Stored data

## start

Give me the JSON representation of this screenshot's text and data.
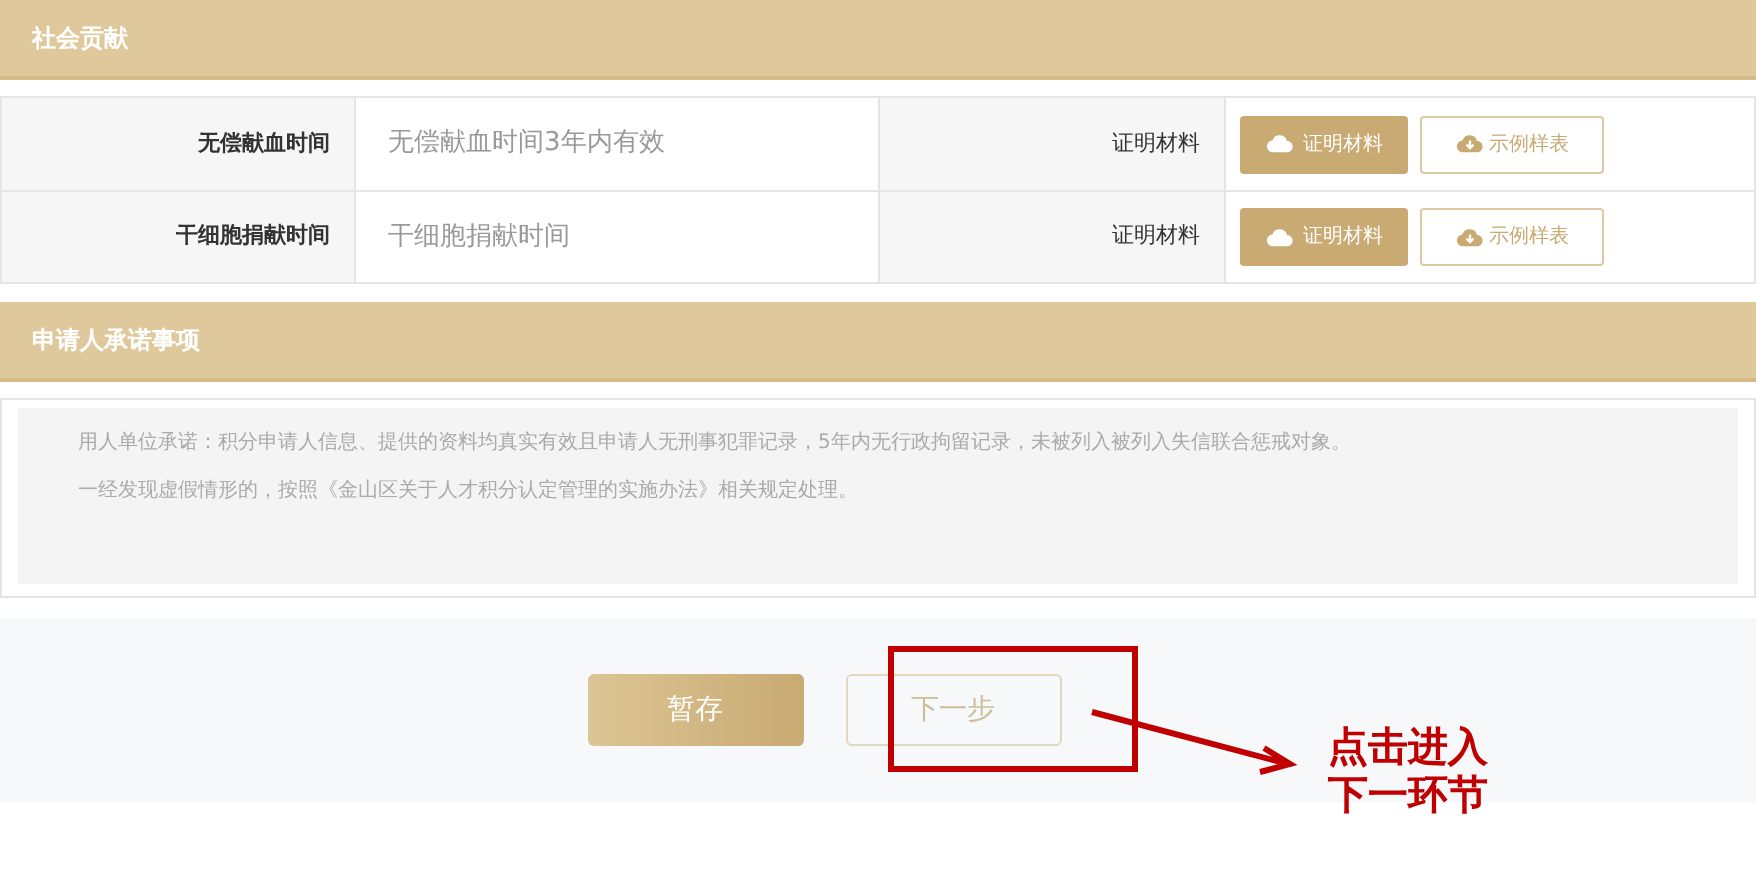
{
  "sections": [
    {
      "title": "社会贡献"
    },
    {
      "title": "申请人承诺事项"
    }
  ],
  "rows": [
    {
      "label": "无偿献血时间",
      "value": "无偿献血时间3年内有效",
      "material_label": "证明材料",
      "upload_button": "证明材料",
      "sample_button": "示例样表"
    },
    {
      "label": "干细胞捐献时间",
      "value": "干细胞捐献时间",
      "material_label": "证明材料",
      "upload_button": "证明材料",
      "sample_button": "示例样表"
    }
  ],
  "commitment": [
    "用人单位承诺：积分申请人信息、提供的资料均真实有效且申请人无刑事犯罪记录，5年内无行政拘留记录，未被列入被列入失信联合惩戒对象。",
    "一经发现虚假情形的，按照《金山区关于人才积分认定管理的实施办法》相关规定处理。"
  ],
  "buttons": {
    "save": "暂存",
    "next": "下一步"
  },
  "annotation": {
    "lines": [
      "点击进入",
      "下一环节"
    ]
  }
}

## end

Problem details:
Print each line of the material above exactly, with the pictures removed from your copy.

Finished task:
Give me the JSON representation of this screenshot's text and data.
{
  "sections": [
    {
      "title": "社会贡献"
    },
    {
      "title": "申请人承诺事项"
    }
  ],
  "rows": [
    {
      "label": "无偿献血时间",
      "value": "无偿献血时间3年内有效",
      "material_label": "证明材料",
      "upload_button": "证明材料",
      "sample_button": "示例样表"
    },
    {
      "label": "干细胞捐献时间",
      "value": "干细胞捐献时间",
      "material_label": "证明材料",
      "upload_button": "证明材料",
      "sample_button": "示例样表"
    }
  ],
  "commitment": [
    "用人单位承诺：积分申请人信息、提供的资料均真实有效且申请人无刑事犯罪记录，5年内无行政拘留记录，未被列入被列入失信联合惩戒对象。",
    "一经发现虚假情形的，按照《金山区关于人才积分认定管理的实施办法》相关规定处理。"
  ],
  "buttons": {
    "save": "暂存",
    "next": "下一步"
  },
  "annotation": {
    "lines": [
      "点击进入",
      "下一环节"
    ]
  }
}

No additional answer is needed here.